Saved data entries:
# # # # #

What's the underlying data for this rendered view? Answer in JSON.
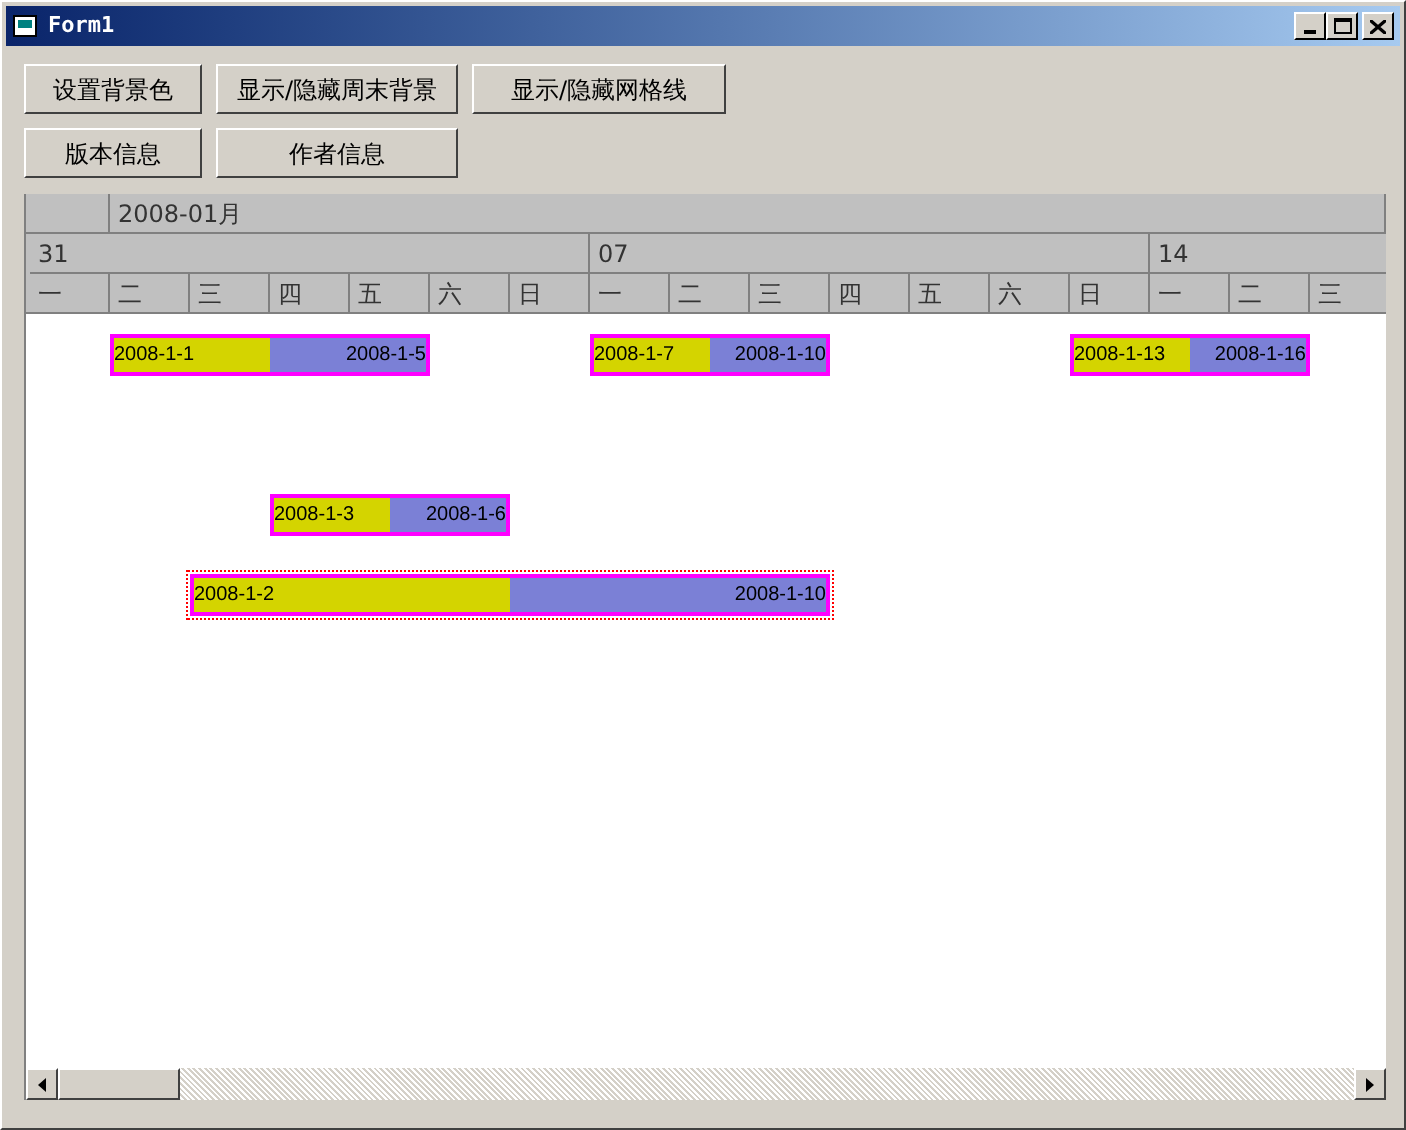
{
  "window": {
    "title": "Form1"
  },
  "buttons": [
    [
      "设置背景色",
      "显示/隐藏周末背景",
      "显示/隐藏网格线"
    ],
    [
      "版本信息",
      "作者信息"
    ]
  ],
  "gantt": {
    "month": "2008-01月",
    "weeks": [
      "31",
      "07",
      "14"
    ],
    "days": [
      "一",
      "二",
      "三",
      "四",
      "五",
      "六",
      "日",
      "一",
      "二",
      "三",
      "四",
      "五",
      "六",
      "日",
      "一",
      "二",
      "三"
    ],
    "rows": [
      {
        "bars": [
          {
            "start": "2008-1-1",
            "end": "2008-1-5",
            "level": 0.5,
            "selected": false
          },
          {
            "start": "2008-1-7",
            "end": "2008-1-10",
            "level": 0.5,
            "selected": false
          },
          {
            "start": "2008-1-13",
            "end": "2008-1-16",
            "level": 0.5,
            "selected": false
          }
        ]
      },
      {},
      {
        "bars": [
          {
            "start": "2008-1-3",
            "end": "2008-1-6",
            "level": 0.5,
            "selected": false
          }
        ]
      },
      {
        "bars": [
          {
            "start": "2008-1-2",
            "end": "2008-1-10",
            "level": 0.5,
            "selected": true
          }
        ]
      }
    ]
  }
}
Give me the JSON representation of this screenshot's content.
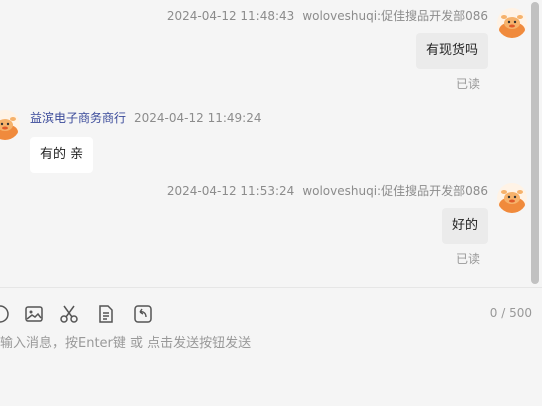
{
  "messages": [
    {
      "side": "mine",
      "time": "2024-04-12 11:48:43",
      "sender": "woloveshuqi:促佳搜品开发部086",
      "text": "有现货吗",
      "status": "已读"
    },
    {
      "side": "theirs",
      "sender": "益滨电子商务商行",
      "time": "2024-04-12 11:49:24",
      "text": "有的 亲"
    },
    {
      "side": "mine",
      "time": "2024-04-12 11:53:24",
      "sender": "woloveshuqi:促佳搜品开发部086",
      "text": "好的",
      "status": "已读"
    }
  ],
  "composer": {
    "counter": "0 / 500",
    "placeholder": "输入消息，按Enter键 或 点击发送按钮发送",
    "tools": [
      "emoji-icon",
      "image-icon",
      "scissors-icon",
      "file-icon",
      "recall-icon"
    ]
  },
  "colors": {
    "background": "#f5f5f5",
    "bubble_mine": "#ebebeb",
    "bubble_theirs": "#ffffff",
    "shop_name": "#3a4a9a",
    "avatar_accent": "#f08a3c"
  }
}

# # # # #

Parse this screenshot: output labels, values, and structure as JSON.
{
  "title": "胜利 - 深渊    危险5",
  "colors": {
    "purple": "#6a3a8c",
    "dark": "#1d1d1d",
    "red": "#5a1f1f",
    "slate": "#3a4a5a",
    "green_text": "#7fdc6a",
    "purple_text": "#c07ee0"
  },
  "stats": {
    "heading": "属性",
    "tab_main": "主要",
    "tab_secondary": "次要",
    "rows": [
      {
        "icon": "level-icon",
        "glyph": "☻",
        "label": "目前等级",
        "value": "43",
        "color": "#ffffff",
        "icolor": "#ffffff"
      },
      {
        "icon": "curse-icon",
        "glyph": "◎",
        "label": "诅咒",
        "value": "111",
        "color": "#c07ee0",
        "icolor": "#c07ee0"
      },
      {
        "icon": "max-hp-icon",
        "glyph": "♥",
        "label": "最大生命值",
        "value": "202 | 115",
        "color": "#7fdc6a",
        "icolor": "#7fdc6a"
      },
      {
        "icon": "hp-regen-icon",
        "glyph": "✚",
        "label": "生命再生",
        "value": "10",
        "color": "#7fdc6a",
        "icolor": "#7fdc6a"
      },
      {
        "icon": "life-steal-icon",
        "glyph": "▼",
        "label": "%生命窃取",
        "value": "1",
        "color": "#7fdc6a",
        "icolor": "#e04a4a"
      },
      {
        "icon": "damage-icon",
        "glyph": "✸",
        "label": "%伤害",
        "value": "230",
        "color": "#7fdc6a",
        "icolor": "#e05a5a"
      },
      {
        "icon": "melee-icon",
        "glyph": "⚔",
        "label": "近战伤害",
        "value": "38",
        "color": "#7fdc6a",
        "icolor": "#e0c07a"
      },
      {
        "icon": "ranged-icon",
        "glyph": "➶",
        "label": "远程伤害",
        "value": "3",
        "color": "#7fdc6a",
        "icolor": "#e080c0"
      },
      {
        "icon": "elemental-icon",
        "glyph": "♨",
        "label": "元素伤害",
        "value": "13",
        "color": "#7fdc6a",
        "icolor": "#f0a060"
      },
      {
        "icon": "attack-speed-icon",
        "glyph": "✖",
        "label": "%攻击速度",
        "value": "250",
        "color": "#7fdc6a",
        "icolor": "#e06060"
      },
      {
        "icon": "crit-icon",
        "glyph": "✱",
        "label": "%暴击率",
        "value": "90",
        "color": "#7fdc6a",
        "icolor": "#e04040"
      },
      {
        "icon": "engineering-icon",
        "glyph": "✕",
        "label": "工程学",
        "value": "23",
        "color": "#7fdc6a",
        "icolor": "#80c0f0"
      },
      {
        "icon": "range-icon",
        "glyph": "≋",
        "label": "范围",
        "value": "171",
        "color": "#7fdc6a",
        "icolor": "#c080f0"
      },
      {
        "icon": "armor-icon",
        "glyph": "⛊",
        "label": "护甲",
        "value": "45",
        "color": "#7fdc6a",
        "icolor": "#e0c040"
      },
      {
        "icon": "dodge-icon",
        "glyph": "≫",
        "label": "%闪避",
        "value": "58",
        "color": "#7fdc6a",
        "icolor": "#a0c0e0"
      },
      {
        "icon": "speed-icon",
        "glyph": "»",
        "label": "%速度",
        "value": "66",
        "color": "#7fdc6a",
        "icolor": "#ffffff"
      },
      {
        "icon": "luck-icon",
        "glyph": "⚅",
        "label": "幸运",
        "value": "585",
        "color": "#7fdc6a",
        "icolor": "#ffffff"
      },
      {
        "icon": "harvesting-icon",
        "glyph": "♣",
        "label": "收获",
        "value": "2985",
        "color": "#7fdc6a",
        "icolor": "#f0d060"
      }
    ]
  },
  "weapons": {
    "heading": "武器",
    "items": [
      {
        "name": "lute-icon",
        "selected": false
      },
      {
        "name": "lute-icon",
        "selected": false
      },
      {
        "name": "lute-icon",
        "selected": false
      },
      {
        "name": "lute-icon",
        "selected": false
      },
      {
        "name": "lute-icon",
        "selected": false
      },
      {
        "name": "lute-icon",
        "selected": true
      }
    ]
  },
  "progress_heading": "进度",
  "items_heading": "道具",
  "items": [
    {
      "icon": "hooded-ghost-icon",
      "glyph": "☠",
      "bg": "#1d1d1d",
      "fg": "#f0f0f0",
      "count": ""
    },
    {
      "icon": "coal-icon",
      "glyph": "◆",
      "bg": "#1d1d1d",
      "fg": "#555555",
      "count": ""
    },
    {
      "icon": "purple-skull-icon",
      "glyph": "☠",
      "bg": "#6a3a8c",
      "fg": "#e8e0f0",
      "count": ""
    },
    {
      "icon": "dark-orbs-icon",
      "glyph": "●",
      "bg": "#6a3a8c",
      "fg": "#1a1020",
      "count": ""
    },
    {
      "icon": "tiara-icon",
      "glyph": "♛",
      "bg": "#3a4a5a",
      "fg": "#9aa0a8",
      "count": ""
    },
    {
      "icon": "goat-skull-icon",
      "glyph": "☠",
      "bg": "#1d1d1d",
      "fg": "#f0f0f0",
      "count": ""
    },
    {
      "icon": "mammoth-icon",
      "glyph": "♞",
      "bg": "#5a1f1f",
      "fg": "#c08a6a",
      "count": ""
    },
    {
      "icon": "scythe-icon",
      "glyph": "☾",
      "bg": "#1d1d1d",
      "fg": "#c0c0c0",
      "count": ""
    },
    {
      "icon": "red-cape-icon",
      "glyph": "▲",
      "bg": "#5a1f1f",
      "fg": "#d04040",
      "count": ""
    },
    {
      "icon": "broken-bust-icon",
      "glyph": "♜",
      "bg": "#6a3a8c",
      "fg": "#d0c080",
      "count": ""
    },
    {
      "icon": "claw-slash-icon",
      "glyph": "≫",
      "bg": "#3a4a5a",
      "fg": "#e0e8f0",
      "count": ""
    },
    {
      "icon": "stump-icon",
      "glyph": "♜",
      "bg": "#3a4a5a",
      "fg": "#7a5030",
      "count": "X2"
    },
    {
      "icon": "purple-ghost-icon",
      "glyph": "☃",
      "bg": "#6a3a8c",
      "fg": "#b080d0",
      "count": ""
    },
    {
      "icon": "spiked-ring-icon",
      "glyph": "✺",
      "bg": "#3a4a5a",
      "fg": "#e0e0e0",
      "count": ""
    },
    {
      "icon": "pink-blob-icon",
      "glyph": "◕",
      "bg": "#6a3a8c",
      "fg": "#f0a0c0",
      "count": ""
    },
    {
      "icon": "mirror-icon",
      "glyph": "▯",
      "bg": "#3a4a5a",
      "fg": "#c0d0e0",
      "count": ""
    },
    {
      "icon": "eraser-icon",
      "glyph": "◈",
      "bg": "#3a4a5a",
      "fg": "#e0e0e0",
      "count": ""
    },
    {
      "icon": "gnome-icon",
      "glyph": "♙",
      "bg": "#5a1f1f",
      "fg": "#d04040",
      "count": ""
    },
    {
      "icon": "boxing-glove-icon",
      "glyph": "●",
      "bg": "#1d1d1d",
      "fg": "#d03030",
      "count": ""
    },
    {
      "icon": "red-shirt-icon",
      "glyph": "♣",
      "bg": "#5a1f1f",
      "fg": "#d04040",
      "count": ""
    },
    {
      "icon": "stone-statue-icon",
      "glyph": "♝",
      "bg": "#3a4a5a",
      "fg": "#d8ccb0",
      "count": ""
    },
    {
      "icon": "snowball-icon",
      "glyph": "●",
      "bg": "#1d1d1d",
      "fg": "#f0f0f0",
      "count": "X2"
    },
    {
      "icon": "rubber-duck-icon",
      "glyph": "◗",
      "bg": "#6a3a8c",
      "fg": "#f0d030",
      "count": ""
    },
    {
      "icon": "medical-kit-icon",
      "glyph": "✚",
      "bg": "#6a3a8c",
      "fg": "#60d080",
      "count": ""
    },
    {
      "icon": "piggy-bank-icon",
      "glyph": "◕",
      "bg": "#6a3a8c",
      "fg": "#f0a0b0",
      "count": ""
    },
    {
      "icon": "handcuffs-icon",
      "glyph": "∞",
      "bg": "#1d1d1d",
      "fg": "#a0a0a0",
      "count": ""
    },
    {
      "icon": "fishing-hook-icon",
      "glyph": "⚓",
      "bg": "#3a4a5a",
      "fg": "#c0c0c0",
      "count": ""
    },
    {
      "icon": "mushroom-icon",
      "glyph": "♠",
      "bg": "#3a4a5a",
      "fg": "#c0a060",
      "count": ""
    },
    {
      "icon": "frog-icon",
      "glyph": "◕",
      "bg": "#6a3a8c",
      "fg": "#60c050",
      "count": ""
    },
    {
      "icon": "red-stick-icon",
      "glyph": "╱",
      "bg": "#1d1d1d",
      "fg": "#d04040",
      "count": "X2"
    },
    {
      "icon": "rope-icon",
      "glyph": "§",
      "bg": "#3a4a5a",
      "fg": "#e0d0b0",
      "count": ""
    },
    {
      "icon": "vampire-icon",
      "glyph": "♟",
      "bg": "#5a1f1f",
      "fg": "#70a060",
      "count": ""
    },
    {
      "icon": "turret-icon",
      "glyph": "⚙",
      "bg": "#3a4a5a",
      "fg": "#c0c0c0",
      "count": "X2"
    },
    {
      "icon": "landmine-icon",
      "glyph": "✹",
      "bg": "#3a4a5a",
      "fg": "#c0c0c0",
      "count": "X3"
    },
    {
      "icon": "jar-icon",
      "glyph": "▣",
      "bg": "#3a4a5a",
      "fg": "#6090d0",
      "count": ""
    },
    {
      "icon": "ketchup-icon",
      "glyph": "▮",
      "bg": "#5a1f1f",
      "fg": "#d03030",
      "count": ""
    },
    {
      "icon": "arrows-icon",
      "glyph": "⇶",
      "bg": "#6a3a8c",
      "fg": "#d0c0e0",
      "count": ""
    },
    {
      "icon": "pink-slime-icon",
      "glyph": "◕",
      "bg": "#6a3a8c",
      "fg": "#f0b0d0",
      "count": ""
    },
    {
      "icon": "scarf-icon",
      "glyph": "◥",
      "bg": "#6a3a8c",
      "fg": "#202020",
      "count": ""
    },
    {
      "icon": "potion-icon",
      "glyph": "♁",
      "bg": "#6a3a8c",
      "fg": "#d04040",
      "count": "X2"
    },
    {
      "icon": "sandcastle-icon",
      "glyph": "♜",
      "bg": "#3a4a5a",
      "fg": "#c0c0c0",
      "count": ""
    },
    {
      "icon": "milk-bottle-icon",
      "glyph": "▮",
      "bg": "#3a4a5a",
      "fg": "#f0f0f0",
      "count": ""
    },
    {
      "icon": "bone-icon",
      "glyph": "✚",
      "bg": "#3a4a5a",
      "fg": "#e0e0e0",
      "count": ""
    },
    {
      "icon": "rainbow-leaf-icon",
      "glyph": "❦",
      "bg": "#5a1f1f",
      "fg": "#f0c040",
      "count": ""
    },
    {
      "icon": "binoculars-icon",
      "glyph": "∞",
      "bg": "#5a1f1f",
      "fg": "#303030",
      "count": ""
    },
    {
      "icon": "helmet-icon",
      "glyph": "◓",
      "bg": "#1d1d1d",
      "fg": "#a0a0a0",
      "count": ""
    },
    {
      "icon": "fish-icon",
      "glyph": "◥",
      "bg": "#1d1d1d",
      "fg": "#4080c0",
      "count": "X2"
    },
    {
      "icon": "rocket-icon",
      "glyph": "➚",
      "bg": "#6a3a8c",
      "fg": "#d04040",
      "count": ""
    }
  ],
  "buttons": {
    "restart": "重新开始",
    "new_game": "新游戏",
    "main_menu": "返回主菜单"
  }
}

# # # # #

Check every line of the data above for the string "skull", and copy those that have it.

● **Final result**
      "icon": "purple-skull-icon",
      "icon": "goat-skull-icon",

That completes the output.